Short problem
Draw out every line with the word "egyéb" from the listing below.

Dataset excerpt
═══

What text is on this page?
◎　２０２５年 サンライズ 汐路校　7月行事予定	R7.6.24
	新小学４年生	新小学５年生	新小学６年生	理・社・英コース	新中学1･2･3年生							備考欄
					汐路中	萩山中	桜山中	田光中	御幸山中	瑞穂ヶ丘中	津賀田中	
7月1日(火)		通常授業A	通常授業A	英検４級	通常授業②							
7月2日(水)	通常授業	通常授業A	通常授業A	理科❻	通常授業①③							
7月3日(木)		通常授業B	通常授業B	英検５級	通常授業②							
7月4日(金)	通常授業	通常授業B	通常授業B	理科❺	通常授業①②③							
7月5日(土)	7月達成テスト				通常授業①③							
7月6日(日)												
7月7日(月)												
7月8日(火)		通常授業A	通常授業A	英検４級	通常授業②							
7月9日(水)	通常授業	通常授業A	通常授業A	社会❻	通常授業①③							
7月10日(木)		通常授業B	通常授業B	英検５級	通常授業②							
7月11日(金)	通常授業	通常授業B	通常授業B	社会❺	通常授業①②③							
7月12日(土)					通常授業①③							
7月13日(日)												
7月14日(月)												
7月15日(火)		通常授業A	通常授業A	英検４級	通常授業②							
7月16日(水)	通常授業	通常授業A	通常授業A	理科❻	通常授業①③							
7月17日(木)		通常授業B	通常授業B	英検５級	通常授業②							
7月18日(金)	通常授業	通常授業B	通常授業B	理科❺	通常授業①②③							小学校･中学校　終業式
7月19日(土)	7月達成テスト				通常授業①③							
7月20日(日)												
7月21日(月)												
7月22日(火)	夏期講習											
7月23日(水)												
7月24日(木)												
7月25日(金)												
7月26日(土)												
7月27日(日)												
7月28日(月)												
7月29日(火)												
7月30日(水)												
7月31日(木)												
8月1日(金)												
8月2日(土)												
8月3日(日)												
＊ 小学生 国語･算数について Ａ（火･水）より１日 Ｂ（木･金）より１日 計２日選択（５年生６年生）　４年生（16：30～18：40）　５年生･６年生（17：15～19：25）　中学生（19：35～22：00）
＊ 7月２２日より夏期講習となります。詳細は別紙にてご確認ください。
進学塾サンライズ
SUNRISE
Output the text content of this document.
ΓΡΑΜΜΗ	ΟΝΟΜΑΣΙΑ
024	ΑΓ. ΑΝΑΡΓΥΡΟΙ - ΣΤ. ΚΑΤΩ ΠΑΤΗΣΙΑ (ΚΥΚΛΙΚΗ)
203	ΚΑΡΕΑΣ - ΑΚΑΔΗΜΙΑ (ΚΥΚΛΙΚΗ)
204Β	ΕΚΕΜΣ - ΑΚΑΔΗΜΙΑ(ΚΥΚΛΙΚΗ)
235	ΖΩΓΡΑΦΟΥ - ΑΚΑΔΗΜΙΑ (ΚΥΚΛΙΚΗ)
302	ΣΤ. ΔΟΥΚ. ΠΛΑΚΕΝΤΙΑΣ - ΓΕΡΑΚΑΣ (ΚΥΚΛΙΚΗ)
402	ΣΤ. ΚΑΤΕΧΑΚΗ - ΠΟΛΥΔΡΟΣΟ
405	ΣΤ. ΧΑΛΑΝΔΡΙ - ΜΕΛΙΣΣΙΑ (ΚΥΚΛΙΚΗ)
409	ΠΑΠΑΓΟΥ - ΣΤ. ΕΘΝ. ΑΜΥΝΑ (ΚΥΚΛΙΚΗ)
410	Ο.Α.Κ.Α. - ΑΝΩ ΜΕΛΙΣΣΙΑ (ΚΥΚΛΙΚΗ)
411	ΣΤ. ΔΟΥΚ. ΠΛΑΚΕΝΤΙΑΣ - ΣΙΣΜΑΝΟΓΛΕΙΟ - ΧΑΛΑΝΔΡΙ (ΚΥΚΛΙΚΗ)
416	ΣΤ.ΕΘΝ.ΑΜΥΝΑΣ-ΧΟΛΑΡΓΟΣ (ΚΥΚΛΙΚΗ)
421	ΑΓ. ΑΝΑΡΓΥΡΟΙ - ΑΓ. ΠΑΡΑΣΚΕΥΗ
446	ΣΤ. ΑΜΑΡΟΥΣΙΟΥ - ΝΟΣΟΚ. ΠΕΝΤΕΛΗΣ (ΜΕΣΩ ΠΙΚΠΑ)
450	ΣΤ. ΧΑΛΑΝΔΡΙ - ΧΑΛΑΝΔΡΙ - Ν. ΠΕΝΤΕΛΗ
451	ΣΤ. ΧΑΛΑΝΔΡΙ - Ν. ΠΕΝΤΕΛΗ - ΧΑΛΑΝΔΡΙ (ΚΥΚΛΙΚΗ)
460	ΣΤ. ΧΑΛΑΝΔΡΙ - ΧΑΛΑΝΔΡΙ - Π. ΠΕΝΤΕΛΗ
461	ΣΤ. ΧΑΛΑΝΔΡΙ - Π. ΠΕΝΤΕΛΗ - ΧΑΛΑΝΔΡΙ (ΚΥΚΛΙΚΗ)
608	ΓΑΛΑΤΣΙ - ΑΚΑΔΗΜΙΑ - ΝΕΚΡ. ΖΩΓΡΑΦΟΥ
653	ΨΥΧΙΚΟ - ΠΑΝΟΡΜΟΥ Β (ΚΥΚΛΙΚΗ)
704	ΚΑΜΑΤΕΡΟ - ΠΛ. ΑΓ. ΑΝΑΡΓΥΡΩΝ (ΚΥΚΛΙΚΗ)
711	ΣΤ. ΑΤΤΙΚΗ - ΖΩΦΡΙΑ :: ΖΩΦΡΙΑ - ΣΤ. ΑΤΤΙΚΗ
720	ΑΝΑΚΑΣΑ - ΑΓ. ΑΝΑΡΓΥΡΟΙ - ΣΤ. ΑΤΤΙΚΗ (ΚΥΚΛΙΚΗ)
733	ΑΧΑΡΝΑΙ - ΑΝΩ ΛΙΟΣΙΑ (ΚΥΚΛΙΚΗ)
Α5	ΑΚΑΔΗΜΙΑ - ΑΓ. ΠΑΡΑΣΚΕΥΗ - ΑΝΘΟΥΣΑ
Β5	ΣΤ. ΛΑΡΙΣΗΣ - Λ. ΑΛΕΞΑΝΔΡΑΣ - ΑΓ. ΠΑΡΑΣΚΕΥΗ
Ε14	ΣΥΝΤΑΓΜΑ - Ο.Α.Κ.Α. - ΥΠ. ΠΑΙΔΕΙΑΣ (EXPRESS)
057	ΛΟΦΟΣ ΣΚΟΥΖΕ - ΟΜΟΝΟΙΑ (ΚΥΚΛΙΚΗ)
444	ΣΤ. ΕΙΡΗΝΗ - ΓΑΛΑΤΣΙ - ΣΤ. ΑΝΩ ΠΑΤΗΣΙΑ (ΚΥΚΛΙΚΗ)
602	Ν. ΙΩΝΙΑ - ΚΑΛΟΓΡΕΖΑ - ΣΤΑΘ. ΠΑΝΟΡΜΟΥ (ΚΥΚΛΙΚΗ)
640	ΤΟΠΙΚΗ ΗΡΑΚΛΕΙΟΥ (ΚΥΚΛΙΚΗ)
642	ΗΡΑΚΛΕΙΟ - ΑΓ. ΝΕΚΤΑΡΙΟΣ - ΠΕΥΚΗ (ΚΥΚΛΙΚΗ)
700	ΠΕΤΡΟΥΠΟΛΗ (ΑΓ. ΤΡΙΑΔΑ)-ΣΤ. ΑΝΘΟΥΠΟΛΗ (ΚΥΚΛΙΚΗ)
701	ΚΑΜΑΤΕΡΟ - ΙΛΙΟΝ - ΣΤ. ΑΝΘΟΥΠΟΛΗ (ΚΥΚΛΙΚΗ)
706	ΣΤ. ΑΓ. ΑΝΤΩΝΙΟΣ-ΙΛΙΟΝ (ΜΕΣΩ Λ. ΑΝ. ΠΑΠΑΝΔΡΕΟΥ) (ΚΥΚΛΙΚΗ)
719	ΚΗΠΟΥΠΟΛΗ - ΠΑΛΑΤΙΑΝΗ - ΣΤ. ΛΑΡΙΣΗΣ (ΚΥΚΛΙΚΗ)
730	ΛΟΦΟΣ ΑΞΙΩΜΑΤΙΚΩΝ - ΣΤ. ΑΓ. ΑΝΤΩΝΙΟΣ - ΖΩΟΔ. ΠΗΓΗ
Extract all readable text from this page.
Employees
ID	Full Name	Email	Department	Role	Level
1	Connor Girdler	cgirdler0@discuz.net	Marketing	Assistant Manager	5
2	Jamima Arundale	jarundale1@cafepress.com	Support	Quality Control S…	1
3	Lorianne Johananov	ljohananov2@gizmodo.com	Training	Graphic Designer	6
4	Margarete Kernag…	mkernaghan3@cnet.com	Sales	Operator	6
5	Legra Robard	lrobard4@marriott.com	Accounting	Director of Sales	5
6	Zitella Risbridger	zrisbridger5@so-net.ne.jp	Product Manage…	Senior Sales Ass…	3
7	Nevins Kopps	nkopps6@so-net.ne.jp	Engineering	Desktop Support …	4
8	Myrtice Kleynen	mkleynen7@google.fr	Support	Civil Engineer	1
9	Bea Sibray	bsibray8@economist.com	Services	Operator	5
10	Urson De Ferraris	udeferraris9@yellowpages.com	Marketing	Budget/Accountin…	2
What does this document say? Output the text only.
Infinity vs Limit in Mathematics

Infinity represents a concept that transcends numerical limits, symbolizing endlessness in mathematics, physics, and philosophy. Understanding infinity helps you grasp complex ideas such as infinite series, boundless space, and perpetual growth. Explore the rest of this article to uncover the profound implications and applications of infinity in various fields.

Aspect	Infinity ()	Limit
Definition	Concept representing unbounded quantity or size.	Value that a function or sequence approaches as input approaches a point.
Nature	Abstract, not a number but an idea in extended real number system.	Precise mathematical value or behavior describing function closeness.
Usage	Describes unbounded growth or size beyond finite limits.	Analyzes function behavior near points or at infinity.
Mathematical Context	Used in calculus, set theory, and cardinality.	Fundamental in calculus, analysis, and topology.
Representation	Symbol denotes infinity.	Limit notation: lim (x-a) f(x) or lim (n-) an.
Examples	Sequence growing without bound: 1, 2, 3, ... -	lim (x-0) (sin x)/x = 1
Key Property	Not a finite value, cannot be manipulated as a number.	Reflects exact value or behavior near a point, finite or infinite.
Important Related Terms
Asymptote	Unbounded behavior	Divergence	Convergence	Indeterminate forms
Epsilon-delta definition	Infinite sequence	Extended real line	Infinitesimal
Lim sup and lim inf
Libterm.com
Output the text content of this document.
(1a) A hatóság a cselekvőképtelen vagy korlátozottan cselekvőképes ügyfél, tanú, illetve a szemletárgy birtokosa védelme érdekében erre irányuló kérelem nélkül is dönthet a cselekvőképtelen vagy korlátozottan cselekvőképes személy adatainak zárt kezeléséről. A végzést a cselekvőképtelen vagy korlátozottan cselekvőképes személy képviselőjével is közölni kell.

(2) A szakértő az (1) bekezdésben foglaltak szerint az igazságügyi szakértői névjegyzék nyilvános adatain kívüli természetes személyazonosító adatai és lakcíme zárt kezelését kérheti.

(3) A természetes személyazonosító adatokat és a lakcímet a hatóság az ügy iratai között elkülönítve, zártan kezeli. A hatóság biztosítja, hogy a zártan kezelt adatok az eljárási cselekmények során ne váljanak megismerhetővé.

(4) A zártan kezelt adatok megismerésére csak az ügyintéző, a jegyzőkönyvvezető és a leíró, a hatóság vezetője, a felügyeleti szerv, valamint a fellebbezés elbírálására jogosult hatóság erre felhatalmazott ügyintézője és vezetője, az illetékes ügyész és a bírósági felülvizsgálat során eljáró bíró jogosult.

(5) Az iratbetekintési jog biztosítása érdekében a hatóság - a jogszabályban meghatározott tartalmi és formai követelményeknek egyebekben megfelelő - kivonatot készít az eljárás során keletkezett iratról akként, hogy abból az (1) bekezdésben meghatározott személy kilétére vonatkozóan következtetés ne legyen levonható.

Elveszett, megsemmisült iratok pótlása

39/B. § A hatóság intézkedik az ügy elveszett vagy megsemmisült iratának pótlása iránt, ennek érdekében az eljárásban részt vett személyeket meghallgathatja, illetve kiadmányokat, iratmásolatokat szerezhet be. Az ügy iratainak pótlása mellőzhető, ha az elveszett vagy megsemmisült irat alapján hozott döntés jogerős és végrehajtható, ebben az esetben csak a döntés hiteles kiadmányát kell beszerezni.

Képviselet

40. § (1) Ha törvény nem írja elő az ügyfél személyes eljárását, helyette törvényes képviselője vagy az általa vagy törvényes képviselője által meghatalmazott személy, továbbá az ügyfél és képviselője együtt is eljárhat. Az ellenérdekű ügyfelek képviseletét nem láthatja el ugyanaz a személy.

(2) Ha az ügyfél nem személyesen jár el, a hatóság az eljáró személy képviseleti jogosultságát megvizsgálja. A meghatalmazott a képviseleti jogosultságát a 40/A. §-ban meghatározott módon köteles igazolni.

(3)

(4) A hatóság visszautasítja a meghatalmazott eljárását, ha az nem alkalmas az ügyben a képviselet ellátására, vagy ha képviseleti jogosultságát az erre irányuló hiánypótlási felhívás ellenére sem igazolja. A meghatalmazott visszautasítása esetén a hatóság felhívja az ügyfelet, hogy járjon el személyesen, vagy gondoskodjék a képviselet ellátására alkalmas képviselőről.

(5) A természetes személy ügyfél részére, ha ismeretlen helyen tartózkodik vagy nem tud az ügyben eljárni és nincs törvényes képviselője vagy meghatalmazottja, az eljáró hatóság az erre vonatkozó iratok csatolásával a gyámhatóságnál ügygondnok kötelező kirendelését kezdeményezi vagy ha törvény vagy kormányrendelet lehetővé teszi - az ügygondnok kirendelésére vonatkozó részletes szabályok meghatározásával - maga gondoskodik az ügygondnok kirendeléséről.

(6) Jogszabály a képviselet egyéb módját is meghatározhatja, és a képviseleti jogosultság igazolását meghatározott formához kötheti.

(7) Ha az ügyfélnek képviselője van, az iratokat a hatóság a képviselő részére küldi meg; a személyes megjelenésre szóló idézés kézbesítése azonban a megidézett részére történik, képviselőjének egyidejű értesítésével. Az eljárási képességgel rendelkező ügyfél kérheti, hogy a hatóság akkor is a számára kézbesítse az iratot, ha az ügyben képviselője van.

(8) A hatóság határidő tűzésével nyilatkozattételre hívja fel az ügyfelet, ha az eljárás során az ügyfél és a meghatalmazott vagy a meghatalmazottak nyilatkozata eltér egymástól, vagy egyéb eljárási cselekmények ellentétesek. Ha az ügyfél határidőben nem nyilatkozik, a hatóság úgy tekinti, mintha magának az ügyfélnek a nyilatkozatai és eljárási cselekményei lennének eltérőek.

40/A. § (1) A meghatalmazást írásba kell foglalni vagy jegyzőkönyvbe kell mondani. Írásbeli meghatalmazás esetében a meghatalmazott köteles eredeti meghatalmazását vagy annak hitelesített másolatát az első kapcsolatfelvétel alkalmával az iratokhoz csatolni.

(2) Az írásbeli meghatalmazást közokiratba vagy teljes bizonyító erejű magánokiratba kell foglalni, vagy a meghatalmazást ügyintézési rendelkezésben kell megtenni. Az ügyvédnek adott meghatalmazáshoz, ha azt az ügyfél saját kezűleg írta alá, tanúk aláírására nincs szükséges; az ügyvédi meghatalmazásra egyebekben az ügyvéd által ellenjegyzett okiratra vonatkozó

═══

The completed task
(6) Jogszabály a képviselet egyéb módját is meghatározhatja, és a képviseleti jogosultság igazolását meghatározott formához kötheti.
(8) A hatóság határidő tűzésével nyilatkozattételre hívja fel az ügyfelet, ha az eljárás során az ügyfél és a meghatalmazott vagy a meghatalmazottak nyilatkozata eltér egymástól, vagy egyéb eljárási cselekmények ellentétesek. Ha az ügyfél határidőben nem nyilatkozik, a hatóság úgy tekinti, mintha magának az ügyfélnek a nyilatkozatai és eljárási cselekményei lennének eltérőek.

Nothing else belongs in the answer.